STATED EXERCISE:
Collect every line below that contains the word "label".

EXERCISE INPUTS:
::::::

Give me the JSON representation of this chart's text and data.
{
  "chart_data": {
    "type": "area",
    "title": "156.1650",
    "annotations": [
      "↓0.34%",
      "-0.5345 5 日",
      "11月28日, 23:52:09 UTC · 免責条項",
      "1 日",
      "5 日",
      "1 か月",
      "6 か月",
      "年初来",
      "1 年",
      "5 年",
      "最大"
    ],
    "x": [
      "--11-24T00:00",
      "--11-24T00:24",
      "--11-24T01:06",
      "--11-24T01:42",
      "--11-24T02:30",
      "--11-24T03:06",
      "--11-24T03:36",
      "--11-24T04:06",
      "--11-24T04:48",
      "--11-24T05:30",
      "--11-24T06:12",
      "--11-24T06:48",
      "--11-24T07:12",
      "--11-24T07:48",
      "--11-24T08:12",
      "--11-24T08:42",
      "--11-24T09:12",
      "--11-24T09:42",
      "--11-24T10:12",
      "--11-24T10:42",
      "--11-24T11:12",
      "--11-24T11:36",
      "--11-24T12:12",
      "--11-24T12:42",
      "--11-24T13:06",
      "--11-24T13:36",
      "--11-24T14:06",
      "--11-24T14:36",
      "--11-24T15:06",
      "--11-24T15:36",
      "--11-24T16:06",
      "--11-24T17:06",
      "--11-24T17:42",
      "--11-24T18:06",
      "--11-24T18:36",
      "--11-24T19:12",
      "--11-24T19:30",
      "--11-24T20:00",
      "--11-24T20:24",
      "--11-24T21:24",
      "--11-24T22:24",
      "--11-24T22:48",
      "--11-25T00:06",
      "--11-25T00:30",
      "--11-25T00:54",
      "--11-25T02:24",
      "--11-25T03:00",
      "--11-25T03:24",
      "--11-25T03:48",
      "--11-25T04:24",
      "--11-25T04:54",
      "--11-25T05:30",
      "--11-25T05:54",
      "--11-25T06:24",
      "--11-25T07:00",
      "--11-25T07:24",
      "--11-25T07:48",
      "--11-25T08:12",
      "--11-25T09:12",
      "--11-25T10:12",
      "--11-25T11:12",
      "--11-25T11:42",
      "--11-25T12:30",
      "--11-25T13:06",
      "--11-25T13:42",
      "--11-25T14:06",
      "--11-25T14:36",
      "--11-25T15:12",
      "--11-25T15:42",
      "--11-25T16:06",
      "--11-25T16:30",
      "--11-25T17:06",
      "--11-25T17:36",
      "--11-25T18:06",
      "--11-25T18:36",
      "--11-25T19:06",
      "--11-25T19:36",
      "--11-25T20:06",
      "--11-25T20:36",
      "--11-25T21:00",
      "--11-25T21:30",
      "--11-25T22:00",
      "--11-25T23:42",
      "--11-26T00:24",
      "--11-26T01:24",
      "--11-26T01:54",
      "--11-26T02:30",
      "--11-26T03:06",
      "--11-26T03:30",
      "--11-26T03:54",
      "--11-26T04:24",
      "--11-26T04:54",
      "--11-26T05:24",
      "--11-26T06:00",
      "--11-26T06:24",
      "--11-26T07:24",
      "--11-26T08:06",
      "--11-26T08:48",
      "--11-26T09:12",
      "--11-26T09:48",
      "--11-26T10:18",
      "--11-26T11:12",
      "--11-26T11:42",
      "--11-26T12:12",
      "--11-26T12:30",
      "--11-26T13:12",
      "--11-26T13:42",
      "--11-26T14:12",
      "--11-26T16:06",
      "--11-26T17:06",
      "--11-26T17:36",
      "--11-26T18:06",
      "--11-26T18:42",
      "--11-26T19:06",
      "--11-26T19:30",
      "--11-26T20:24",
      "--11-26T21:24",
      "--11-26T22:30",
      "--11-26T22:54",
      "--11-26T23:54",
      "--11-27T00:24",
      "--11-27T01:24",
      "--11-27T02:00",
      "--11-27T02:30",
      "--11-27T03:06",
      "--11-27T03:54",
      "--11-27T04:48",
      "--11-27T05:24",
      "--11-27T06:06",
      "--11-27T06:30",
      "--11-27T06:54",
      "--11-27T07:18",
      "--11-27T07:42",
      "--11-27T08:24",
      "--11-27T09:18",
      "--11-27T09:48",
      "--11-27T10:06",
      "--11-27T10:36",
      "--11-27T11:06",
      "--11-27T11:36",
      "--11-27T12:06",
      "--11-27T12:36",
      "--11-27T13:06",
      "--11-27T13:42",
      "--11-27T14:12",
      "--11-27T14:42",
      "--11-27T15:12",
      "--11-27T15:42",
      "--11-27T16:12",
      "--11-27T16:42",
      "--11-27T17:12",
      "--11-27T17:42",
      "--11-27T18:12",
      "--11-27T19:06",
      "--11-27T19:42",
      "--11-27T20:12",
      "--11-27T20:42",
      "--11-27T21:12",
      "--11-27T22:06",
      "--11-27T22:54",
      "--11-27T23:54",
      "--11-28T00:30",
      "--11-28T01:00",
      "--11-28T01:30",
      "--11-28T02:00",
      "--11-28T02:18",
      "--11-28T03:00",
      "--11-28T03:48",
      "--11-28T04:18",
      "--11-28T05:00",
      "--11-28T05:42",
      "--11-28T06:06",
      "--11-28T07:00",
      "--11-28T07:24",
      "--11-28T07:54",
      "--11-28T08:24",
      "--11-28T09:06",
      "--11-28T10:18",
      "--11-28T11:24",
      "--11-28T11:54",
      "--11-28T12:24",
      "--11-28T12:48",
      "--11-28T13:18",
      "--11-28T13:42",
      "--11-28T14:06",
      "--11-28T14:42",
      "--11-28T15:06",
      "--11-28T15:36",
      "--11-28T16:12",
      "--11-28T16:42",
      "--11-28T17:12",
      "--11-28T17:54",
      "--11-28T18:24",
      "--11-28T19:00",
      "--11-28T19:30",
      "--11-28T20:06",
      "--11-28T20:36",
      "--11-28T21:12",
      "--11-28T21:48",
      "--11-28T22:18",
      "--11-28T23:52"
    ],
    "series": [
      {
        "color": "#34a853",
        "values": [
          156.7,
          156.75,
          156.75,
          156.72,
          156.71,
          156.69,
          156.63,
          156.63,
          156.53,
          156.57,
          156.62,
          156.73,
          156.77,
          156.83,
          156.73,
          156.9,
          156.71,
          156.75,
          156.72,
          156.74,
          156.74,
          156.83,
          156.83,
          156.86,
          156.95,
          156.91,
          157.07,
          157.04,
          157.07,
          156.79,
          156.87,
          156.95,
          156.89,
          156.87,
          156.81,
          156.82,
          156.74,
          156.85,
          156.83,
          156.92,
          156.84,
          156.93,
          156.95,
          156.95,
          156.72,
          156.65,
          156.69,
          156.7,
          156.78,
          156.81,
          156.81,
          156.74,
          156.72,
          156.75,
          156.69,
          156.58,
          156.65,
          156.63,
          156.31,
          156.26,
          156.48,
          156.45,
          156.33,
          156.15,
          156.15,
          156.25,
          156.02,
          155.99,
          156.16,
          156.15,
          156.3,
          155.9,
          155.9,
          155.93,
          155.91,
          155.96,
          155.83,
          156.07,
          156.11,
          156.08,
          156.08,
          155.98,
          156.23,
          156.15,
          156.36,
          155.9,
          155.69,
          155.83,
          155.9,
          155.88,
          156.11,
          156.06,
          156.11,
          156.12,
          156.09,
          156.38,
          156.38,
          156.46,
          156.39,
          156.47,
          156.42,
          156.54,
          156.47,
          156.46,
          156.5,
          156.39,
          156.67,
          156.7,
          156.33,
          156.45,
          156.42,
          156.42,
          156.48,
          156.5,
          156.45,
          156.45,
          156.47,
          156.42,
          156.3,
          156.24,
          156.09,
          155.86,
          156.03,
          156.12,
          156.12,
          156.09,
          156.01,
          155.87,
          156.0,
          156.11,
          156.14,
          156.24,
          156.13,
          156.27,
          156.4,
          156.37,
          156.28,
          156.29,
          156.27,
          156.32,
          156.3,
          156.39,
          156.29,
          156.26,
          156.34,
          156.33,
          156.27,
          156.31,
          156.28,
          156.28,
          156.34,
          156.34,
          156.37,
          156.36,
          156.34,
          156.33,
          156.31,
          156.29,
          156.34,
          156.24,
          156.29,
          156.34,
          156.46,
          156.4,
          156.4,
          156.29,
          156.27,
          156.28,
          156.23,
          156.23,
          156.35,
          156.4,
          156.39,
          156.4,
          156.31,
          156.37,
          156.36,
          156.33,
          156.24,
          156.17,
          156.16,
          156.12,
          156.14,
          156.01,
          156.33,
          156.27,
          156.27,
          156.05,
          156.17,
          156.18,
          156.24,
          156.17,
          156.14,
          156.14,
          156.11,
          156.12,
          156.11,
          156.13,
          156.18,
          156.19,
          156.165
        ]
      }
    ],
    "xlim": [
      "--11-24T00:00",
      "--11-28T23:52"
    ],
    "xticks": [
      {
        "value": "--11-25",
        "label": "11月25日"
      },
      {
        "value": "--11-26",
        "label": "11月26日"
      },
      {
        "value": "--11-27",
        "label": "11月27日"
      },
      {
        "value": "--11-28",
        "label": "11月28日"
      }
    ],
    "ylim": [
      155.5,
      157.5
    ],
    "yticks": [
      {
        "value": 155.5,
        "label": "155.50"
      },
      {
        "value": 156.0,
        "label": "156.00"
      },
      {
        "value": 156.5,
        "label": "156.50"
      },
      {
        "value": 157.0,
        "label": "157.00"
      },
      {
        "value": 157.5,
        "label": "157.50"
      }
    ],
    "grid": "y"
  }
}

::::::

REPLY:
        "label": "11月25日"
        "label": "11月26日"
        "label": "11月27日"
        "label": "11月28日"
        "label": "155.50"
        "label": "156.00"
        "label": "156.50"
        "label": "157.00"
        "label": "157.50"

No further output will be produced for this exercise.